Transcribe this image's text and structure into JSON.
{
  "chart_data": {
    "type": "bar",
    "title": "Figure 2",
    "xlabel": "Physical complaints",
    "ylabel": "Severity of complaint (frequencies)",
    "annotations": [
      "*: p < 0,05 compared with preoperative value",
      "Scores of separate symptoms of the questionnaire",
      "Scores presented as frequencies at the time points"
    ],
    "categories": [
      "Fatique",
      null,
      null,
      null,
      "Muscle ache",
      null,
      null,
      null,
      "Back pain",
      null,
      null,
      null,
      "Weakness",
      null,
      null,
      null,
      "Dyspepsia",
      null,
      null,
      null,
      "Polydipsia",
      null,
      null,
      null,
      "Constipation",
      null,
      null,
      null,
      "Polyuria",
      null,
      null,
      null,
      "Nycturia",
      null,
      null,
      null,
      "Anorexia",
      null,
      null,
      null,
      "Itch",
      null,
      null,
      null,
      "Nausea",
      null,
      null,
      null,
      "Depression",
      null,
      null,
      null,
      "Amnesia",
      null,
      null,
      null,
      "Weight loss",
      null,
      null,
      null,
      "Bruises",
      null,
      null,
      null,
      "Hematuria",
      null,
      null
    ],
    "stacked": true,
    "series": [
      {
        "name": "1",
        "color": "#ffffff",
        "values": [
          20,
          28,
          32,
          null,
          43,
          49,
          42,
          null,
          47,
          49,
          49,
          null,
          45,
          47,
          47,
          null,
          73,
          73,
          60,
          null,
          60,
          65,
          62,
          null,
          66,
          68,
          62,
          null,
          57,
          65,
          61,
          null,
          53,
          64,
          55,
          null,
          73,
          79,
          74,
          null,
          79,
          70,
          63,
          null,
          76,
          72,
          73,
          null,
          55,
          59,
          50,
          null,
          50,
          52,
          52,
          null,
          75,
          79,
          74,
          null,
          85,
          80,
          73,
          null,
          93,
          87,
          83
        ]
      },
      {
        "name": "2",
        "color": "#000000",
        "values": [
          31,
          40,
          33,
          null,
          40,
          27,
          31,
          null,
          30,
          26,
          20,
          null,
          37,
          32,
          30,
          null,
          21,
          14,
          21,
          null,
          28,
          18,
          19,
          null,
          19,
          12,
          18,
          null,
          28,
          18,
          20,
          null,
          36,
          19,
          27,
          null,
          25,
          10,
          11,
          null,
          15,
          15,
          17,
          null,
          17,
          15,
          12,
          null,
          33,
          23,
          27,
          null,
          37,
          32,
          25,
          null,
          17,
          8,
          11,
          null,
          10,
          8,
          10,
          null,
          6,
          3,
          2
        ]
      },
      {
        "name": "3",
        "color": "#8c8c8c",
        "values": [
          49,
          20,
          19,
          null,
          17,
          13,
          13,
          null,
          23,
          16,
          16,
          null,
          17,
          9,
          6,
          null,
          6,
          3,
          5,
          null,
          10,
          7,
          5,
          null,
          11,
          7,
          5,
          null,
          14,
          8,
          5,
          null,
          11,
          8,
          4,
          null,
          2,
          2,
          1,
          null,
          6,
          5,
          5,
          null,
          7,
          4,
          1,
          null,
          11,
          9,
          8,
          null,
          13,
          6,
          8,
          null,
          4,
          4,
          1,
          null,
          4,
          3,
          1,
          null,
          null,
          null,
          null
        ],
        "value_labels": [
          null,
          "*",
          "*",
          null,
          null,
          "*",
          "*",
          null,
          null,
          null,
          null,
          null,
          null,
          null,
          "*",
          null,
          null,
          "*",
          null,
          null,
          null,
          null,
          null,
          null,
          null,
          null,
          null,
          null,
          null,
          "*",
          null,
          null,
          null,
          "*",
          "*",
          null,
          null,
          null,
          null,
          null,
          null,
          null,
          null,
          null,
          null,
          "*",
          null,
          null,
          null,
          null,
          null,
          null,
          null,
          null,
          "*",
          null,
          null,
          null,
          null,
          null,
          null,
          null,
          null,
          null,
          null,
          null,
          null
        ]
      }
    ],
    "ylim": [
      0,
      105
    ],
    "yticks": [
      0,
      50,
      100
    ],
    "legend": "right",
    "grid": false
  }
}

> [Task directions]
Each record above must be given again exactly.

> [The output]
Transcribe this image's text and structure into JSON.
{
  "chart_data": {
    "type": "bar",
    "title": "Figure 2",
    "xlabel": "Physical complaints",
    "ylabel": "Severity of complaint (frequencies)",
    "annotations": [
      "*: p < 0,05 compared with preoperative value",
      "Scores of separate symptoms of the questionnaire",
      "Scores presented as frequencies at the time points"
    ],
    "categories": [
      "Fatique",
      null,
      null,
      null,
      "Muscle ache",
      null,
      null,
      null,
      "Back pain",
      null,
      null,
      null,
      "Weakness",
      null,
      null,
      null,
      "Dyspepsia",
      null,
      null,
      null,
      "Polydipsia",
      null,
      null,
      null,
      "Constipation",
      null,
      null,
      null,
      "Polyuria",
      null,
      null,
      null,
      "Nycturia",
      null,
      null,
      null,
      "Anorexia",
      null,
      null,
      null,
      "Itch",
      null,
      null,
      null,
      "Nausea",
      null,
      null,
      null,
      "Depression",
      null,
      null,
      null,
      "Amnesia",
      null,
      null,
      null,
      "Weight loss",
      null,
      null,
      null,
      "Bruises",
      null,
      null,
      null,
      "Hematuria",
      null,
      null
    ],
    "stacked": true,
    "series": [
      {
        "name": "1",
        "color": "#ffffff",
        "values": [
          20,
          28,
          32,
          null,
          43,
          49,
          42,
          null,
          47,
          49,
          49,
          null,
          45,
          47,
          47,
          null,
          73,
          73,
          60,
          null,
          60,
          65,
          62,
          null,
          66,
          68,
          62,
          null,
          57,
          65,
          61,
          null,
          53,
          64,
          55,
          null,
          73,
          79,
          74,
          null,
          79,
          70,
          63,
          null,
          76,
          72,
          73,
          null,
          55,
          59,
          50,
          null,
          50,
          52,
          52,
          null,
          75,
          79,
          74,
          null,
          85,
          80,
          73,
          null,
          93,
          87,
          83
        ]
      },
      {
        "name": "2",
        "color": "#000000",
        "values": [
          31,
          40,
          33,
          null,
          40,
          27,
          31,
          null,
          30,
          26,
          20,
          null,
          37,
          32,
          30,
          null,
          21,
          14,
          21,
          null,
          28,
          18,
          19,
          null,
          19,
          12,
          18,
          null,
          28,
          18,
          20,
          null,
          36,
          19,
          27,
          null,
          25,
          10,
          11,
          null,
          15,
          15,
          17,
          null,
          17,
          15,
          12,
          null,
          33,
          23,
          27,
          null,
          37,
          32,
          25,
          null,
          17,
          8,
          11,
          null,
          10,
          8,
          10,
          null,
          6,
          3,
          2
        ]
      },
      {
        "name": "3",
        "color": "#8c8c8c",
        "values": [
          49,
          20,
          19,
          null,
          17,
          13,
          13,
          null,
          23,
          16,
          16,
          null,
          17,
          9,
          6,
          null,
          6,
          3,
          5,
          null,
          10,
          7,
          5,
          null,
          11,
          7,
          5,
          null,
          14,
          8,
          5,
          null,
          11,
          8,
          4,
          null,
          2,
          2,
          1,
          null,
          6,
          5,
          5,
          null,
          7,
          4,
          1,
          null,
          11,
          9,
          8,
          null,
          13,
          6,
          8,
          null,
          4,
          4,
          1,
          null,
          4,
          3,
          1,
          null,
          null,
          null,
          null
        ],
        "value_labels": [
          null,
          "*",
          "*",
          null,
          null,
          "*",
          "*",
          null,
          null,
          null,
          null,
          null,
          null,
          null,
          "*",
          null,
          null,
          "*",
          null,
          null,
          null,
          null,
          null,
          null,
          null,
          null,
          null,
          null,
          null,
          "*",
          null,
          null,
          null,
          "*",
          "*",
          null,
          null,
          null,
          null,
          null,
          null,
          null,
          null,
          null,
          null,
          "*",
          null,
          null,
          null,
          null,
          null,
          null,
          null,
          null,
          "*",
          null,
          null,
          null,
          null,
          null,
          null,
          null,
          null,
          null,
          null,
          null,
          null
        ]
      }
    ],
    "ylim": [
      0,
      105
    ],
    "yticks": [
      0,
      50,
      100
    ],
    "legend": "right",
    "grid": false
  }
}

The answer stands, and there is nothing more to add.